◆ Your task: Copy the material that follows word for word and omit its pictures.

--- Start Given records ---

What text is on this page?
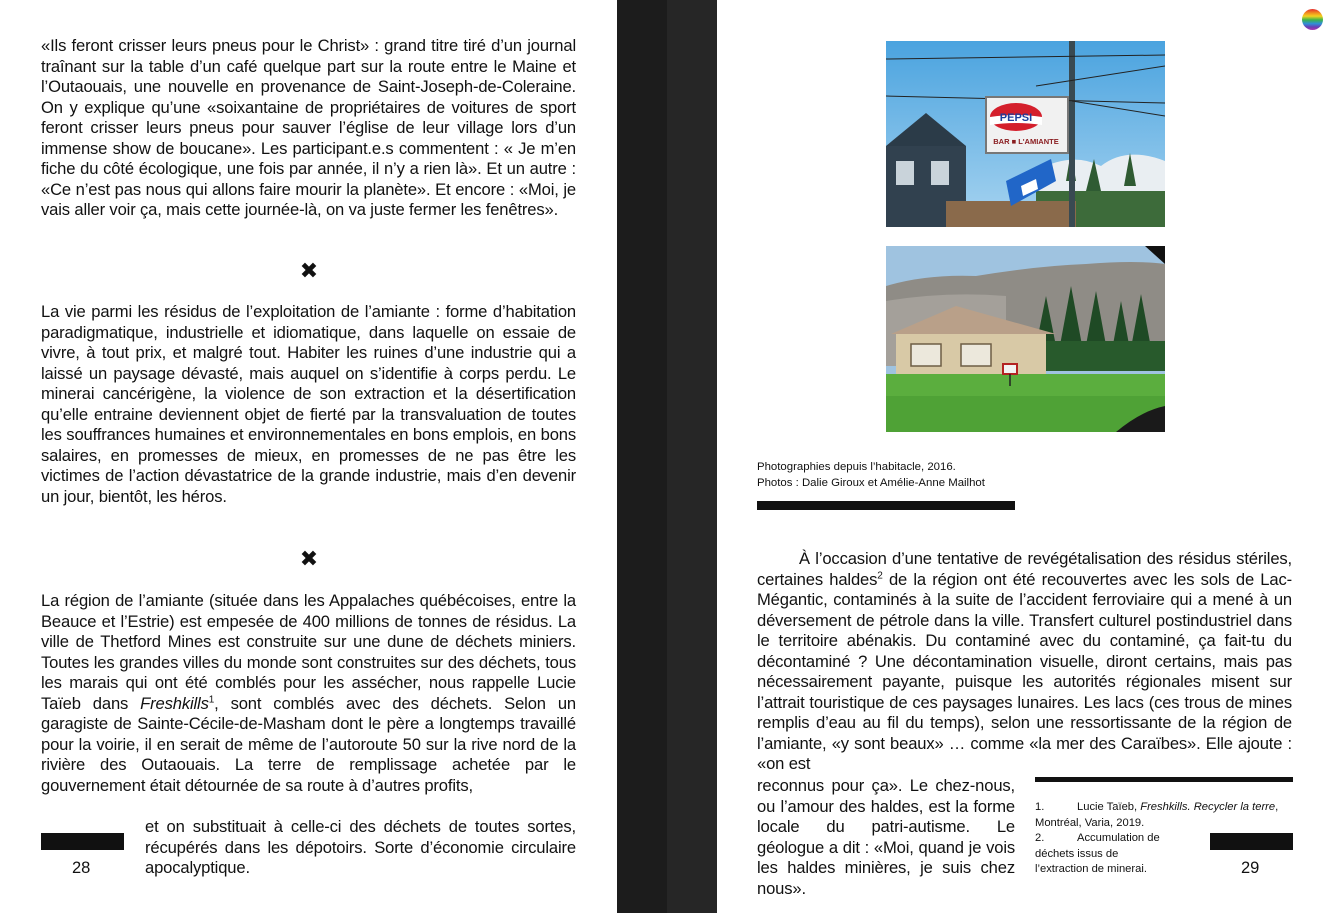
«Ils feront crisser leurs pneus pour le Christ» : grand titre tiré d’un journal traînant sur la table d’un café quelque part sur la route entre le Maine et l’Outaouais, une nouvelle en provenance de Saint-Joseph-de-Coleraine. On y explique qu’une «soixantaine de propriétaires de voitures de sport feront crisser leurs pneus pour sauver l’église de leur village lors d’un immense show de boucane». Les participant.e.s commentent : « Je m’en fiche du côté écologique, une fois par année, il n’y a rien là». Et un autre : «Ce n’est pas nous qui allons faire mourir la planète». Et encore : «Moi, je vais aller voir ça, mais cette journée-là, on va juste fermer les fenêtres».

✖

La vie parmi les résidus de l’exploitation de l’amiante : forme d’habitation paradigmatique, industrielle et idiomatique, dans laquelle on essaie de vivre, à tout prix, et malgré tout. Habiter les ruines d’une industrie qui a laissé un paysage dévasté, mais auquel on s’identifie à corps perdu. Le minerai cancérigène, la violence de son extraction et la désertification qu’elle entraine deviennent objet de fierté par la transvaluation de toutes les souffrances humaines et environnementales en bons emplois, en bons salaires, en promesses de mieux, en promesses de ne pas être les victimes de l’action dévastatrice de la grande industrie, mais d’en devenir un jour, bientôt, les héros.

✖

La région de l’amiante (située dans les Appalaches québécoises, entre la Beauce et l’Estrie) est empesée de 400 millions de tonnes de résidus. La ville de Thetford Mines est construite sur une dune de déchets miniers. Toutes les grandes villes du monde sont construites sur des déchets, tous les marais qui ont été comblés pour les assécher, nous rappelle Lucie Taïeb dans Freshkills$^1$, sont comblés avec des déchets. Selon un garagiste de Sainte-Cécile-de-Masham dont le père a longtemps travaillé pour la voirie, il en serait de même de l’autoroute 50 sur la rive nord de la rivière des Outaouais. La terre de remplissage achetée par le gouvernement était détournée de sa route à d’autres profits,

et on substituait à celle-ci des déchets de toutes sortes, récupérés dans les dépotoirs. Sorte d’économie circulaire apocalyptique.

28
PEPSI
BAR ■ L'AMIANTE

Photographies depuis l’habitacle, 2016.
Photos : Dalie Giroux et Amélie-Anne Mailhot

À l’occasion d’une tentative de revégétalisation des résidus stériles, certaines haldes$^2$ de la région ont été recouvertes avec les sols de Lac-Mégantic, contaminés à la suite de l’accident ferroviaire qui a mené à un déversement de pétrole dans la ville. Transfert culturel postindustriel dans le territoire abénakis. Du contaminé avec du contaminé, ça fait-tu du décontaminé ? Une décontamination visuelle, diront certains, mais pas nécessairement payante, puisque les autorités régionales misent sur l’attrait touristique de ces paysages lunaires. Les lacs (ces trous de mines remplis d’eau au fil du temps), selon une ressortissante de la région de l’amiante, «y sont beaux» … comme «la mer des Caraïbes». Elle ajoute : «on est

reconnus pour ça». Le chez-nous, ou l’amour des haldes, est la forme locale du patri-autisme. Le géologue a dit : «Moi, quand je vois les haldes minières, je suis chez nous».

1.	Lucie Taïeb, Freshkills. Recycler la terre, Montréal, Varia, 2019.
2.	Accumulation de déchets issus de l’extraction de minerai.	29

--- End Given records ---

◆ Exercise answer:
What text is on this page?
«Ils feront crisser leurs pneus pour le Christ» : grand titre tiré d’un journal traînant sur la table d’un café quelque part sur la route entre le Maine et l’Outaouais, une nouvelle en provenance de Saint-Joseph-de-Coleraine. On y explique qu’une «soixantaine de propriétaires de voitures de sport feront crisser leurs pneus pour sauver l’église de leur village lors d’un immense show de boucane». Les participant.e.s commentent : « Je m’en fiche du côté écologique, une fois par année, il n’y a rien là». Et un autre : «Ce n’est pas nous qui allons faire mourir la planète». Et encore : «Moi, je vais aller voir ça, mais cette journée-là, on va juste fermer les fenêtres».

✖

La vie parmi les résidus de l’exploitation de l’amiante : forme d’habitation paradigmatique, industrielle et idiomatique, dans laquelle on essaie de vivre, à tout prix, et malgré tout. Habiter les ruines d’une industrie qui a laissé un paysage dévasté, mais auquel on s’identifie à corps perdu. Le minerai cancérigène, la violence de son extraction et la désertification qu’elle entraine deviennent objet de fierté par la transvaluation de toutes les souffrances humaines et environnementales en bons emplois, en bons salaires, en promesses de mieux, en promesses de ne pas être les victimes de l’action dévastatrice de la grande industrie, mais d’en devenir un jour, bientôt, les héros.

✖

La région de l’amiante (située dans les Appalaches québécoises, entre la Beauce et l’Estrie) est empesée de 400 millions de tonnes de résidus. La ville de Thetford Mines est construite sur une dune de déchets miniers. Toutes les grandes villes du monde sont construites sur des déchets, tous les marais qui ont été comblés pour les assécher, nous rappelle Lucie Taïeb dans Freshkills$^1$, sont comblés avec des déchets. Selon un garagiste de Sainte-Cécile-de-Masham dont le père a longtemps travaillé pour la voirie, il en serait de même de l’autoroute 50 sur la rive nord de la rivière des Outaouais. La terre de remplissage achetée par le gouvernement était détournée de sa route à d’autres profits,

et on substituait à celle-ci des déchets de toutes sortes, récupérés dans les dépotoirs. Sorte d’économie circulaire apocalyptique.

28
PEPSI
BAR ■ L'AMIANTE

Photographies depuis l’habitacle, 2016.
Photos : Dalie Giroux et Amélie-Anne Mailhot

À l’occasion d’une tentative de revégétalisation des résidus stériles, certaines haldes$^2$ de la région ont été recouvertes avec les sols de Lac-Mégantic, contaminés à la suite de l’accident ferroviaire qui a mené à un déversement de pétrole dans la ville. Transfert culturel postindustriel dans le territoire abénakis. Du contaminé avec du contaminé, ça fait-tu du décontaminé ? Une décontamination visuelle, diront certains, mais pas nécessairement payante, puisque les autorités régionales misent sur l’attrait touristique de ces paysages lunaires. Les lacs (ces trous de mines remplis d’eau au fil du temps), selon une ressortissante de la région de l’amiante, «y sont beaux» … comme «la mer des Caraïbes». Elle ajoute : «on est

reconnus pour ça». Le chez-nous, ou l’amour des haldes, est la forme locale du patri-autisme. Le géologue a dit : «Moi, quand je vois les haldes minières, je suis chez nous».

1.	Lucie Taïeb, Freshkills. Recycler la terre, Montréal, Varia, 2019.
2.	Accumulation de déchets issus de l’extraction de minerai.	29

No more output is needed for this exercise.